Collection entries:
◆ ◆ ◆ ◆ ◆ ◆ ◆
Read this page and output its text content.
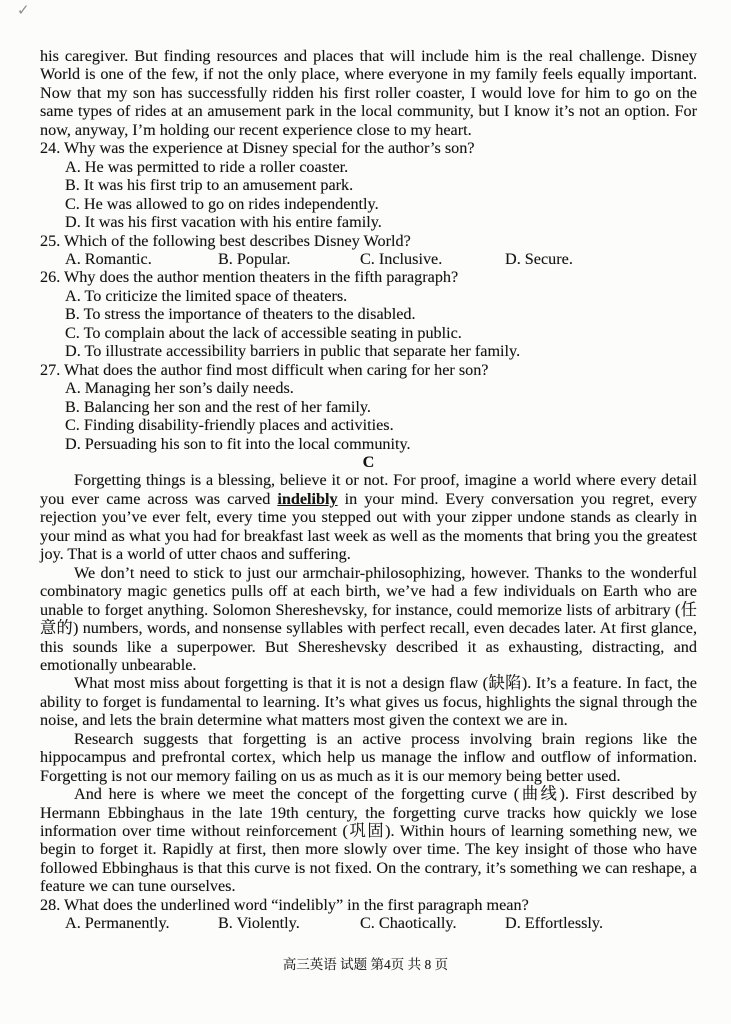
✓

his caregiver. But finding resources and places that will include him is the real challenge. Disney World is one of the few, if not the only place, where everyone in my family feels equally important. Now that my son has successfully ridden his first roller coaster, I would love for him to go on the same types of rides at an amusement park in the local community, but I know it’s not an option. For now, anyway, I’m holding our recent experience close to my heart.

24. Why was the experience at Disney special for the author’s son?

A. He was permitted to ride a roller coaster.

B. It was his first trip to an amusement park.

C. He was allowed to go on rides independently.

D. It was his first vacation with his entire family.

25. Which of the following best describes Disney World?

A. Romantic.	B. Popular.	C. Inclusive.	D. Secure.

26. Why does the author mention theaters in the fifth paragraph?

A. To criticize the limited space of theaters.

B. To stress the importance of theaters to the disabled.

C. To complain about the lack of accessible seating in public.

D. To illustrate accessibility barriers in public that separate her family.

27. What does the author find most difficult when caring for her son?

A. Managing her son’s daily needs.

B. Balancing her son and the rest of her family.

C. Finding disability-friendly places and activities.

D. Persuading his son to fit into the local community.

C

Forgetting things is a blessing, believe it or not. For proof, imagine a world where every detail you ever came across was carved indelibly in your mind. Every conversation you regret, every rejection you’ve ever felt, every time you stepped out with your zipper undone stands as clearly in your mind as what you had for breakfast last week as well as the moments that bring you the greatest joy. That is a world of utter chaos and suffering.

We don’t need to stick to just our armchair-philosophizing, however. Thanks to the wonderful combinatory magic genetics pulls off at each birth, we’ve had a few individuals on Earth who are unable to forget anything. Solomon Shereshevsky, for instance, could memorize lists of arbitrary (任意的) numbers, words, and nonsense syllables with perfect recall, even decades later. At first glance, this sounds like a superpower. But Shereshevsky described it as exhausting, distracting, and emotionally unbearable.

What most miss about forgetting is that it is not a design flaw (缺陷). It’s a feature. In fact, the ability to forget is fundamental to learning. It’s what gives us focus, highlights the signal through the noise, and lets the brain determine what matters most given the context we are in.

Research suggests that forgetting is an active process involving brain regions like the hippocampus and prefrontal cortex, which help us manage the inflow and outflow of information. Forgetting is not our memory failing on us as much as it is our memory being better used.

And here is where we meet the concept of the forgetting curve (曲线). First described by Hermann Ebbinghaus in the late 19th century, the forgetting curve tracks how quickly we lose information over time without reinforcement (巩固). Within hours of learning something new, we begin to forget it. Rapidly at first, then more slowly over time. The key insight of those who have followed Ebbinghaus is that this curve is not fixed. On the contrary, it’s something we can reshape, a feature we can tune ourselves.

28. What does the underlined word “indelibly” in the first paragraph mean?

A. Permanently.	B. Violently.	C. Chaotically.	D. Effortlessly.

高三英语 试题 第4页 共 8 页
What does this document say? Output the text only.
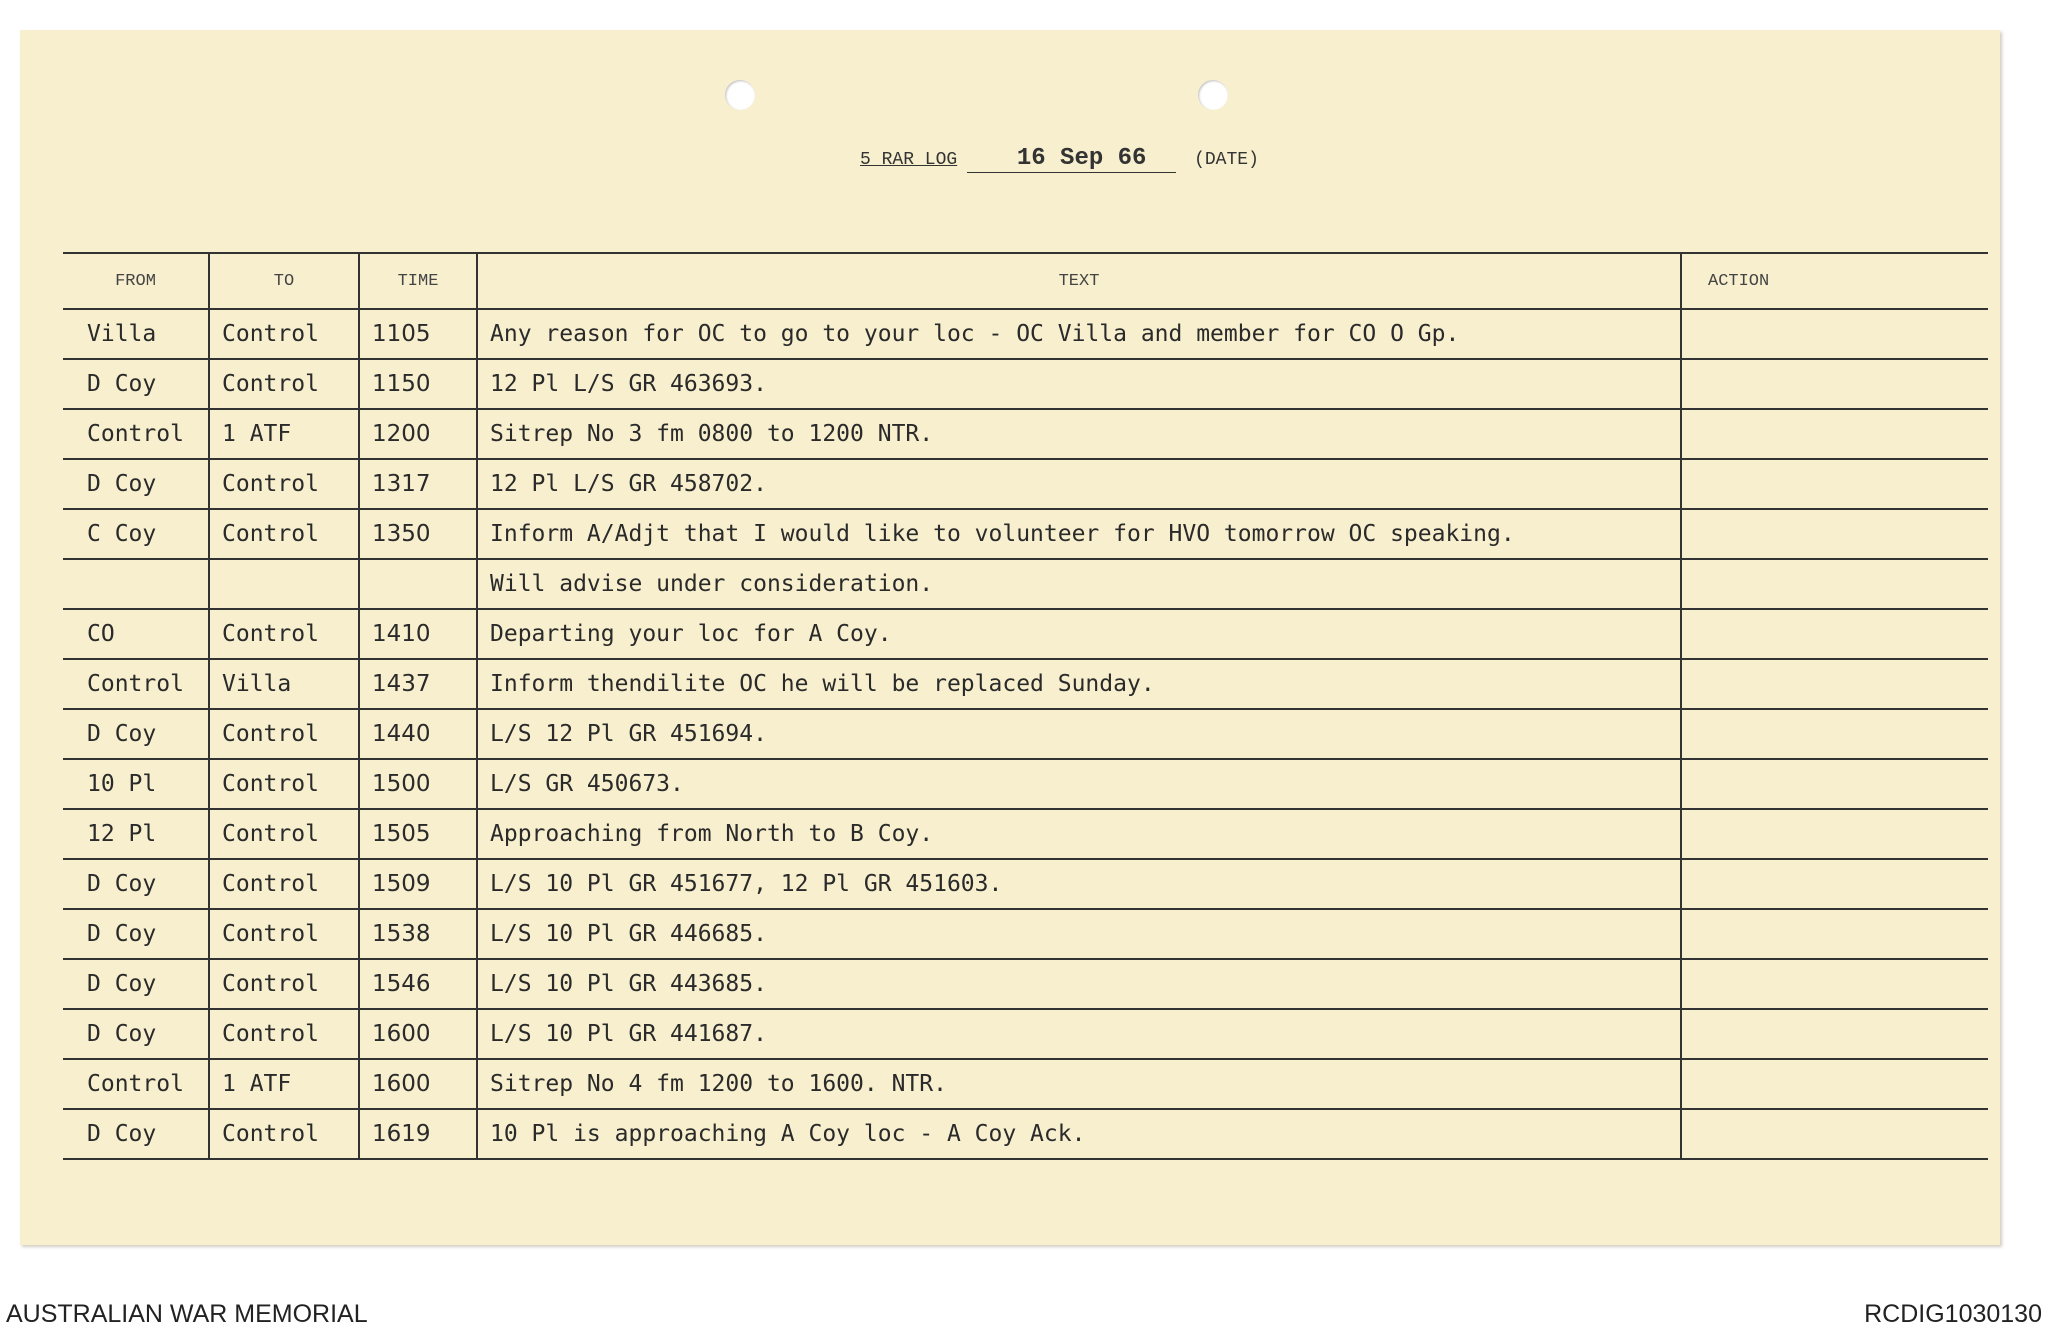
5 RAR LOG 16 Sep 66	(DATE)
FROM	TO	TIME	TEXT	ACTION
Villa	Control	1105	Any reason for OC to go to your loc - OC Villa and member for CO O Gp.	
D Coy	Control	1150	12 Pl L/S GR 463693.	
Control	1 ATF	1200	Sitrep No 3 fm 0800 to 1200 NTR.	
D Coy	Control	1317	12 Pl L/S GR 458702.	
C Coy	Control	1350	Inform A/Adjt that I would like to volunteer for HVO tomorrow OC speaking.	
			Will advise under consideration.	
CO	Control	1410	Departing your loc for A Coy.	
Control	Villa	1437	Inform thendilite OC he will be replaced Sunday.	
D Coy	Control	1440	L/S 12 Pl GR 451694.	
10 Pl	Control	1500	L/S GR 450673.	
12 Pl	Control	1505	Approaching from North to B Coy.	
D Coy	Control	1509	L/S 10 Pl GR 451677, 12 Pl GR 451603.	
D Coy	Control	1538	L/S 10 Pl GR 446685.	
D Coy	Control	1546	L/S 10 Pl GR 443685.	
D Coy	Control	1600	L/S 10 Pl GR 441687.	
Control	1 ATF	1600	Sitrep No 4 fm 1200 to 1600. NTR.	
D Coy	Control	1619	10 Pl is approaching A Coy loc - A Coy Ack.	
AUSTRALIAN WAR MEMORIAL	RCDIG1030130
◆ ◆ ◆ ◆ ◆ ◆ ◆
STATED EXERCISE: Show the lines of the records that contain the word "information".

EXPECTED OUTPUT:
Research suggests that forgetting is an active process involving brain regions like the hippocampus and prefrontal cortex, which help us manage the inflow and outflow of information. Forgetting is not our memory failing on us as much as it is our memory being better used.
And here is where we meet the concept of the forgetting curve (曲线). First described by Hermann Ebbinghaus in the late 19th century, the forgetting curve tracks how quickly we lose information over time without reinforcement (巩固). Within hours of learning something new, we begin to forget it. Rapidly at first, then more slowly over time. The key insight of those who have followed Ebbinghaus is that this curve is not fixed. On the contrary, it’s something we can reshape, a feature we can tune ourselves.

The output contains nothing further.